## Begin Data to use

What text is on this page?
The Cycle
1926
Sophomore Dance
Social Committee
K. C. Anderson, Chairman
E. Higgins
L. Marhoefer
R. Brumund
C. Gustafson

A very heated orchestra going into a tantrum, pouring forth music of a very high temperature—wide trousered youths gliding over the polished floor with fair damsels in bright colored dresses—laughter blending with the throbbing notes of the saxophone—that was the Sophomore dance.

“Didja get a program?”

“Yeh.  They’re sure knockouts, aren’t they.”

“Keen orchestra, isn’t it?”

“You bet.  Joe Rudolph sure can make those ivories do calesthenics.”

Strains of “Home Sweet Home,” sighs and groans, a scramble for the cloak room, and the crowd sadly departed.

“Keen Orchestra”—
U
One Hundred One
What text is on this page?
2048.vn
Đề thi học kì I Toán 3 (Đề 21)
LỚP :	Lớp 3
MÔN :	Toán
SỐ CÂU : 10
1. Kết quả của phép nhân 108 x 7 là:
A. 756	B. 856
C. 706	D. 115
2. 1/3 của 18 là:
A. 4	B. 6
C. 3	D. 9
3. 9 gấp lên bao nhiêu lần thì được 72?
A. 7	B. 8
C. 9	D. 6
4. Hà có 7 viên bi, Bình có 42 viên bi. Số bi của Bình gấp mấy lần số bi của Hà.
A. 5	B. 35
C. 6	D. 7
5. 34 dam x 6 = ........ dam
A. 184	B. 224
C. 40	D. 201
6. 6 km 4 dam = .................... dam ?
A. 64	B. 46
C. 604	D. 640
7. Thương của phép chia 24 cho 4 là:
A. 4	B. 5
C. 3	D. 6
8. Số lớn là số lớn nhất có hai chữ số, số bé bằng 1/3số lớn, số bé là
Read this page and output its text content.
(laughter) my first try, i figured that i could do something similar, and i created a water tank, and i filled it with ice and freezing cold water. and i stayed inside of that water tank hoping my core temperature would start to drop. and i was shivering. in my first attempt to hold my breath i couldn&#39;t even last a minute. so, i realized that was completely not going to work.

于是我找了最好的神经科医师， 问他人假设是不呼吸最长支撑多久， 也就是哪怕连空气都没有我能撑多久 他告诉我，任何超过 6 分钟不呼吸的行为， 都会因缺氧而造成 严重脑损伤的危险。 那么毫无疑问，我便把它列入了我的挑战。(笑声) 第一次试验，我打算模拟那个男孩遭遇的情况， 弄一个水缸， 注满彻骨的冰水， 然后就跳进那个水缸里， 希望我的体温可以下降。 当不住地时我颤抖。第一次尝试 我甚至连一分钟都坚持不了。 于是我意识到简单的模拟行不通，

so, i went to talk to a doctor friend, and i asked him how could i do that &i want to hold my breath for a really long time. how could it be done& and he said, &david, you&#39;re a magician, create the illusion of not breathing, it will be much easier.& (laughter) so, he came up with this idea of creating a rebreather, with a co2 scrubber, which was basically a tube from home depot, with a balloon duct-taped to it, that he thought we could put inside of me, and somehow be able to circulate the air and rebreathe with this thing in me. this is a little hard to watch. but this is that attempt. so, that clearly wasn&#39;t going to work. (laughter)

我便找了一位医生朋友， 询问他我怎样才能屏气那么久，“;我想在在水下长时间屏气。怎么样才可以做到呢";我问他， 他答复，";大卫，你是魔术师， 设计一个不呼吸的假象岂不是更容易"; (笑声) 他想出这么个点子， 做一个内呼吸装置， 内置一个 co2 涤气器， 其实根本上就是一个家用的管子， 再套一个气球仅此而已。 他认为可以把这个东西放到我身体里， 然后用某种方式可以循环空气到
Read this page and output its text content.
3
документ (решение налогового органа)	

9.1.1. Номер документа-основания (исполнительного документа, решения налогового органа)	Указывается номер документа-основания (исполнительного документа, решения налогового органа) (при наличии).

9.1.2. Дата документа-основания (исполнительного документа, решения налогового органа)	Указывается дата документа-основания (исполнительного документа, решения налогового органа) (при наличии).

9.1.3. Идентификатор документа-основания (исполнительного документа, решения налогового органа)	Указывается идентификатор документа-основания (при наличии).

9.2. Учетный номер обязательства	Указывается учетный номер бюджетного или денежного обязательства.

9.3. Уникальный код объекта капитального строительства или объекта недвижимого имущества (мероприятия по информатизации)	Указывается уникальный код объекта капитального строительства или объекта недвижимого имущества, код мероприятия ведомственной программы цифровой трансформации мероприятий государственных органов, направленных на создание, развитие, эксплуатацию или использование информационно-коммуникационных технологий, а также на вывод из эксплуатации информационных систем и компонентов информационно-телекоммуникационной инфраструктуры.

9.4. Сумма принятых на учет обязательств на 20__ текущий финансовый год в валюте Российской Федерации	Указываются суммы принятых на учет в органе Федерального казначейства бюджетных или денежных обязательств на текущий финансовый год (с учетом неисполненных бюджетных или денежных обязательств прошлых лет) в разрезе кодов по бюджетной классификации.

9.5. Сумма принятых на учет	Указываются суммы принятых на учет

## End Data to use

Work to complete
Copy each line of the listing that holds the word "номер".

Task answer
9.1.1. Номер документа-основания (исполнительного документа, решения налогового органа)	Указывается номер документа-основания (исполнительного документа, решения налогового органа) (при наличии).
9.2. Учетный номер обязательства	Указывается учетный номер бюджетного или денежного обязательства.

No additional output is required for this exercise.